**WORK TO BE COMPLETED**
Identify the lines that contain the word "JSON" and copy each one.

(Dataset rows about figures)
------------------------------------------------------------------------

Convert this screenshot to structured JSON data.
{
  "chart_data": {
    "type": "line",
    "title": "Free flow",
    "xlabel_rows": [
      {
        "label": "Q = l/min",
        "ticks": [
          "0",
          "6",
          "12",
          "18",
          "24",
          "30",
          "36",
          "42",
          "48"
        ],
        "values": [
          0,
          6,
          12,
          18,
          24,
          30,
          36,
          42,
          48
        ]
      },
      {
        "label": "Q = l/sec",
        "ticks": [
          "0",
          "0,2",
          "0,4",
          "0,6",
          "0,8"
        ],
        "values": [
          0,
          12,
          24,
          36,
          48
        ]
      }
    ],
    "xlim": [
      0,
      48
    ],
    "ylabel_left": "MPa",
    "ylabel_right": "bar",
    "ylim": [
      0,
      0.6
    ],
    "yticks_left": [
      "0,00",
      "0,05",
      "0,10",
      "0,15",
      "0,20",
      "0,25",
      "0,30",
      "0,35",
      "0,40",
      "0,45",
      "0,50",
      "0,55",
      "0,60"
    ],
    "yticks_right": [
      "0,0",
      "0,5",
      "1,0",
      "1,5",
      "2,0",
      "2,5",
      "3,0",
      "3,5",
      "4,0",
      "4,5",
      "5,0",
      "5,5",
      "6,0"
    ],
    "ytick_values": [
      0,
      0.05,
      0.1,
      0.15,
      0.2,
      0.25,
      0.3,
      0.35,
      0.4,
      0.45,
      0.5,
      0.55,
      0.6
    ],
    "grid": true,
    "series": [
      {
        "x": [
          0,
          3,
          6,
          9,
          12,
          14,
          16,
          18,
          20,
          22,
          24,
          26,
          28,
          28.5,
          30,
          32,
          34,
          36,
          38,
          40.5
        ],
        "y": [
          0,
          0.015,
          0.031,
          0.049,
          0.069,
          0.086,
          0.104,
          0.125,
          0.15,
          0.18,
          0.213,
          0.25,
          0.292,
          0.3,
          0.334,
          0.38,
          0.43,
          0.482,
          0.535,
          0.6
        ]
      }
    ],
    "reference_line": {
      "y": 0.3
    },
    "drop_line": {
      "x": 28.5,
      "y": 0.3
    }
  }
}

------------------------------------------------------------------------

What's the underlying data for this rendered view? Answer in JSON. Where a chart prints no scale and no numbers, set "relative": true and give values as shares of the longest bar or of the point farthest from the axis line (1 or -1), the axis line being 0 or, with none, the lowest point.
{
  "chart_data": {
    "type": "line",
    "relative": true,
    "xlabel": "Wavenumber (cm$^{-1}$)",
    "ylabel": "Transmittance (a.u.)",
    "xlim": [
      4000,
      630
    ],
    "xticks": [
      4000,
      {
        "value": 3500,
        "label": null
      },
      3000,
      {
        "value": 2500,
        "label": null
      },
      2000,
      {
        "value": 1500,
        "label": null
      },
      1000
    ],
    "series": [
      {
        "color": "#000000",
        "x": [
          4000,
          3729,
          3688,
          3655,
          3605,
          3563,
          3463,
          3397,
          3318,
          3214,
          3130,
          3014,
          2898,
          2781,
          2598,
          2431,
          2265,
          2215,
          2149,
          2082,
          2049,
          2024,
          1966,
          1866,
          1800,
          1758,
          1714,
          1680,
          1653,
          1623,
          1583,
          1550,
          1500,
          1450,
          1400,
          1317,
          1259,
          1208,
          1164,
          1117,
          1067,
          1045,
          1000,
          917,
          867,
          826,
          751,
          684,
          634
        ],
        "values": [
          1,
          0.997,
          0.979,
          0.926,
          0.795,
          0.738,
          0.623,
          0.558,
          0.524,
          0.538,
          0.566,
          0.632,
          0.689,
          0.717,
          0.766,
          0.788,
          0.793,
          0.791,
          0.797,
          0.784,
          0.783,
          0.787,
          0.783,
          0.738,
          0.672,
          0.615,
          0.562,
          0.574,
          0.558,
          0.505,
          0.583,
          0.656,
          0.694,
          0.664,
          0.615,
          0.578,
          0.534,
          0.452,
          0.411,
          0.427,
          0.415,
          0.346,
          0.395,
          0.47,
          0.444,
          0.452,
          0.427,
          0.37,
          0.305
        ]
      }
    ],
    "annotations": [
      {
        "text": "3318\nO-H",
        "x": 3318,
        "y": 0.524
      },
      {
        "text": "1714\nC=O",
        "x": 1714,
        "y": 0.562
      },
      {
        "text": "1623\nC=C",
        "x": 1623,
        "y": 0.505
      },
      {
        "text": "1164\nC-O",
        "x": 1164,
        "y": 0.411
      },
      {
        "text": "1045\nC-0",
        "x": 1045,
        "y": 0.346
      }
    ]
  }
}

------------------------------------------------------------------------

**ANSWER TO THIS PROBLEM**
Convert this screenshot to structured JSON data.
What's the underlying data for this rendered view? Answer in JSON. Where a chart prints no scale and no numbers, set "relative": true and give values as shares of the longest bar or of the point farthest from the axis line (1 or -1), the axis line being 0 or, with none, the lowest point.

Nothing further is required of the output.